◆ Data excerpts:
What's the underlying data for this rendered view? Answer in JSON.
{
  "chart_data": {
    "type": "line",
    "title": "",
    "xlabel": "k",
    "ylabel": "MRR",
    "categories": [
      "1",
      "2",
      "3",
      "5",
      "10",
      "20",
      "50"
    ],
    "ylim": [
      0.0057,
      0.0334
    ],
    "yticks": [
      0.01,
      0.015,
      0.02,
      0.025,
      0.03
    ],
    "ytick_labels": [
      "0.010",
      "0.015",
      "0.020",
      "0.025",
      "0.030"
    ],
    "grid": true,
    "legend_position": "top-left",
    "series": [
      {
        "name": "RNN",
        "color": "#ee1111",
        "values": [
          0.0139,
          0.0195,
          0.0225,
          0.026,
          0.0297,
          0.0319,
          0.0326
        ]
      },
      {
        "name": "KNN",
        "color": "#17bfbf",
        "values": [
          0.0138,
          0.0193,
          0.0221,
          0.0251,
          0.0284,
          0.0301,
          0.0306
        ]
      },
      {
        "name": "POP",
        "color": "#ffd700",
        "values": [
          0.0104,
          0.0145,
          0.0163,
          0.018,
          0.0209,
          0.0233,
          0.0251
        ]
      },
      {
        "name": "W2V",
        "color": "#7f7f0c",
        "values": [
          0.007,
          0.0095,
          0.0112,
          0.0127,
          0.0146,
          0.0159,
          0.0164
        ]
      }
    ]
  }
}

◆ Your instructions: Copy down the whole of the data above, matching it exactly.

◆ Response:
What's the underlying data for this rendered view? Answer in JSON.
{
  "chart_data": {
    "type": "line",
    "title": "",
    "xlabel": "k",
    "ylabel": "MRR",
    "categories": [
      "1",
      "2",
      "3",
      "5",
      "10",
      "20",
      "50"
    ],
    "ylim": [
      0.0057,
      0.0334
    ],
    "yticks": [
      0.01,
      0.015,
      0.02,
      0.025,
      0.03
    ],
    "ytick_labels": [
      "0.010",
      "0.015",
      "0.020",
      "0.025",
      "0.030"
    ],
    "grid": true,
    "legend_position": "top-left",
    "series": [
      {
        "name": "RNN",
        "color": "#ee1111",
        "values": [
          0.0139,
          0.0195,
          0.0225,
          0.026,
          0.0297,
          0.0319,
          0.0326
        ]
      },
      {
        "name": "KNN",
        "color": "#17bfbf",
        "values": [
          0.0138,
          0.0193,
          0.0221,
          0.0251,
          0.0284,
          0.0301,
          0.0306
        ]
      },
      {
        "name": "POP",
        "color": "#ffd700",
        "values": [
          0.0104,
          0.0145,
          0.0163,
          0.018,
          0.0209,
          0.0233,
          0.0251
        ]
      },
      {
        "name": "W2V",
        "color": "#7f7f0c",
        "values": [
          0.007,
          0.0095,
          0.0112,
          0.0127,
          0.0146,
          0.0159,
          0.0164
        ]
      }
    ]
  }
}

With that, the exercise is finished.